**Problem statement**: Please retype all of the following data line for line, changing nothing.

### Records ###

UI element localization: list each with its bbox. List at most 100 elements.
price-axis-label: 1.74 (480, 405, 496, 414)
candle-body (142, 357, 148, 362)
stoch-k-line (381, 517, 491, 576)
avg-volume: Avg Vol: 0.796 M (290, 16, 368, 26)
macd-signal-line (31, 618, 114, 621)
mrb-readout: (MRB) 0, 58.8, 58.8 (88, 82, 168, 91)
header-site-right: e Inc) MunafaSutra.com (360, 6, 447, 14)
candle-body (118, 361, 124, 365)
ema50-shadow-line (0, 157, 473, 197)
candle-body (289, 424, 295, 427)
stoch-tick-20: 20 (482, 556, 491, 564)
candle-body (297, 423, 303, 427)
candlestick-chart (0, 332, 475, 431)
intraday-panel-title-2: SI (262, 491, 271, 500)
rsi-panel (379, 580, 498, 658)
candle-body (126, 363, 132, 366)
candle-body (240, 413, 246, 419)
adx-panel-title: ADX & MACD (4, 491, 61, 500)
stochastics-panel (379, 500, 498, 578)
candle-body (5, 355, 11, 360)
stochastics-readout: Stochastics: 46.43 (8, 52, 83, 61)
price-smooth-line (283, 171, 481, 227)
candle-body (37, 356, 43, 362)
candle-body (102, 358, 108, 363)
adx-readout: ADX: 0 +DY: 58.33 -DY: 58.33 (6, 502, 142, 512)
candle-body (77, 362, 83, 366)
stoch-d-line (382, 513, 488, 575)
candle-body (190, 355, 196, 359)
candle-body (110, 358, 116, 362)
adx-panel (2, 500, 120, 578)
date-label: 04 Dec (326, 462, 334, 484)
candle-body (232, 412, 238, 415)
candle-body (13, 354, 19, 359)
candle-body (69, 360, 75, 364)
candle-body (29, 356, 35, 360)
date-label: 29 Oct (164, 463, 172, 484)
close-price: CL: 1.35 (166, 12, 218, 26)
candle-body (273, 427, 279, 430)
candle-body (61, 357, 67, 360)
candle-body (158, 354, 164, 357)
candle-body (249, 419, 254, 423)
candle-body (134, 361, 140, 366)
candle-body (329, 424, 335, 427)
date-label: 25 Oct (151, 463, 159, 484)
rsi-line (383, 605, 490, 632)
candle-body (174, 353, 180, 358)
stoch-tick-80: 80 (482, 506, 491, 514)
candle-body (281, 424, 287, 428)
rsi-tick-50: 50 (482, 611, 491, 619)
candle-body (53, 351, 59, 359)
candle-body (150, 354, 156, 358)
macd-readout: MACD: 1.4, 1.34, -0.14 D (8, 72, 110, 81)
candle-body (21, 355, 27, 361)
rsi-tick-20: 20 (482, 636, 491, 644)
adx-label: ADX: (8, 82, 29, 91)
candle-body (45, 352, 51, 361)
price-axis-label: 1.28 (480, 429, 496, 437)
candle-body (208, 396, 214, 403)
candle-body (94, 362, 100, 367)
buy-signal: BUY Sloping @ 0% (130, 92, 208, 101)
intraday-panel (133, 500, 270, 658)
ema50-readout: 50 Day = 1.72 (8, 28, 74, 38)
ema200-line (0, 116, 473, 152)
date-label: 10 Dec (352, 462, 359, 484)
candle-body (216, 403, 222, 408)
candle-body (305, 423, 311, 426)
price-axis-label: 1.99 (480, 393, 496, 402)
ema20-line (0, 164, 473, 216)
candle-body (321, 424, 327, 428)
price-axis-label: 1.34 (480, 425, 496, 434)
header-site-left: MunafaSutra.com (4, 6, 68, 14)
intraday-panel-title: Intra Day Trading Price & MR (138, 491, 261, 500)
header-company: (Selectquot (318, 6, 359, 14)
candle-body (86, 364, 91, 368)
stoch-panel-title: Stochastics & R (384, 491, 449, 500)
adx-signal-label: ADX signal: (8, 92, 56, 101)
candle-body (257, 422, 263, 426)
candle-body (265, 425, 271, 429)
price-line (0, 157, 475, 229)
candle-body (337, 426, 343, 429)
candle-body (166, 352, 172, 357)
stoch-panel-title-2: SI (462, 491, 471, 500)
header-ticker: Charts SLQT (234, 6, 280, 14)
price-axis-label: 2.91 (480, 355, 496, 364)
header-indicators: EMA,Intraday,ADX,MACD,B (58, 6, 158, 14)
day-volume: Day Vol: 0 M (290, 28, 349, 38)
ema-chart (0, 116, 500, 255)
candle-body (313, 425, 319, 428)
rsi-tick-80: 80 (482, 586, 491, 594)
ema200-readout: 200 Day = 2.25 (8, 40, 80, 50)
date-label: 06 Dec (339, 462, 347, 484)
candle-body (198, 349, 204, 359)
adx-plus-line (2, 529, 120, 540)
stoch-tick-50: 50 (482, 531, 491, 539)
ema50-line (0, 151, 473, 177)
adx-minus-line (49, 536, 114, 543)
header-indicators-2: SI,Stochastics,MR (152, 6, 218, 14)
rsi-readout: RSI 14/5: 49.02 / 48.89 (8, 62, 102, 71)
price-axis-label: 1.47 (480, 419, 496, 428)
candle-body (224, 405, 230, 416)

###

**Task output**:
UI element localization: list each with its bbox. List at most 100 elements.
price-axis-label: 1.74 (480, 405, 496, 414)
candle-body (142, 357, 148, 362)
stoch-k-line (381, 517, 491, 576)
avg-volume: Avg Vol: 0.796 M (290, 16, 368, 26)
macd-signal-line (31, 618, 114, 621)
mrb-readout: (MRB) 0, 58.8, 58.8 (88, 82, 168, 91)
header-site-right: e Inc) MunafaSutra.com (360, 6, 447, 14)
candle-body (118, 361, 124, 365)
ema50-shadow-line (0, 157, 473, 197)
candle-body (289, 424, 295, 427)
stoch-tick-20: 20 (482, 556, 491, 564)
candle-body (297, 423, 303, 427)
candlestick-chart (0, 332, 475, 431)
intraday-panel-title-2: SI (262, 491, 271, 500)
rsi-panel (379, 580, 498, 658)
candle-body (126, 363, 132, 366)
candle-body (240, 413, 246, 419)
adx-panel-title: ADX & MACD (4, 491, 61, 500)
stochastics-panel (379, 500, 498, 578)
candle-body (5, 355, 11, 360)
stochastics-readout: Stochastics: 46.43 (8, 52, 83, 61)
price-smooth-line (283, 171, 481, 227)
candle-body (37, 356, 43, 362)
candle-body (102, 358, 108, 363)
adx-readout: ADX: 0 +DY: 58.33 -DY: 58.33 (6, 502, 142, 512)
candle-body (77, 362, 83, 366)
stoch-d-line (382, 513, 488, 575)
candle-body (190, 355, 196, 359)
candle-body (110, 358, 116, 362)
adx-panel (2, 500, 120, 578)
date-label: 04 Dec (326, 462, 334, 484)
candle-body (232, 412, 238, 415)
candle-body (13, 354, 19, 359)
candle-body (69, 360, 75, 364)
candle-body (29, 356, 35, 360)
date-label: 29 Oct (164, 463, 172, 484)
close-price: CL: 1.35 (166, 12, 218, 26)
candle-body (273, 427, 279, 430)
candle-body (61, 357, 67, 360)
candle-body (158, 354, 164, 357)
candle-body (249, 419, 254, 423)
candle-body (134, 361, 140, 366)
candle-body (329, 424, 335, 427)
date-label: 25 Oct (151, 463, 159, 484)
rsi-line (383, 605, 490, 632)
candle-body (174, 353, 180, 358)
stoch-tick-80: 80 (482, 506, 491, 514)
candle-body (281, 424, 287, 428)
rsi-tick-50: 50 (482, 611, 491, 619)
candle-body (53, 351, 59, 359)
candle-body (150, 354, 156, 358)
macd-readout: MACD: 1.4, 1.34, -0.14 D (8, 72, 110, 81)
candle-body (21, 355, 27, 361)
rsi-tick-20: 20 (482, 636, 491, 644)
adx-label: ADX: (8, 82, 29, 91)
candle-body (45, 352, 51, 361)
price-axis-label: 1.28 (480, 429, 496, 437)
candle-body (208, 396, 214, 403)
candle-body (94, 362, 100, 367)
buy-signal: BUY Sloping @ 0% (130, 92, 208, 101)
intraday-panel (133, 500, 270, 658)
ema50-readout: 50 Day = 1.72 (8, 28, 74, 38)
ema200-line (0, 116, 473, 152)
date-label: 10 Dec (352, 462, 359, 484)
candle-body (216, 403, 222, 408)
candle-body (305, 423, 311, 426)
price-axis-label: 1.99 (480, 393, 496, 402)
ema20-line (0, 164, 473, 216)
candle-body (321, 424, 327, 428)
price-axis-label: 1.34 (480, 425, 496, 434)
header-site-left: MunafaSutra.com (4, 6, 68, 14)
intraday-panel-title: Intra Day Trading Price & MR (138, 491, 261, 500)
header-company: (Selectquot (318, 6, 359, 14)
candle-body (86, 364, 91, 368)
stoch-panel-title: Stochastics & R (384, 491, 449, 500)
adx-signal-label: ADX signal: (8, 92, 56, 101)
candle-body (257, 422, 263, 426)
candle-body (265, 425, 271, 429)
price-line (0, 157, 475, 229)
candle-body (337, 426, 343, 429)
candle-body (166, 352, 172, 357)
stoch-panel-title-2: SI (462, 491, 471, 500)
header-ticker: Charts SLQT (234, 6, 280, 14)
price-axis-label: 2.91 (480, 355, 496, 364)
header-indicators: EMA,Intraday,ADX,MACD,B (58, 6, 158, 14)
day-volume: Day Vol: 0 M (290, 28, 349, 38)
ema-chart (0, 116, 500, 255)
candle-body (313, 425, 319, 428)
rsi-tick-80: 80 (482, 586, 491, 594)
ema200-readout: 200 Day = 2.25 (8, 40, 80, 50)
date-label: 06 Dec (339, 462, 347, 484)
candle-body (198, 349, 204, 359)
adx-plus-line (2, 529, 120, 540)
stoch-tick-50: 50 (482, 531, 491, 539)
ema50-line (0, 151, 473, 177)
adx-minus-line (49, 536, 114, 543)
header-indicators-2: SI,Stochastics,MR (152, 6, 218, 14)
rsi-readout: RSI 14/5: 49.02 / 48.89 (8, 62, 102, 71)
price-axis-label: 1.47 (480, 419, 496, 428)
candle-body (224, 405, 230, 416)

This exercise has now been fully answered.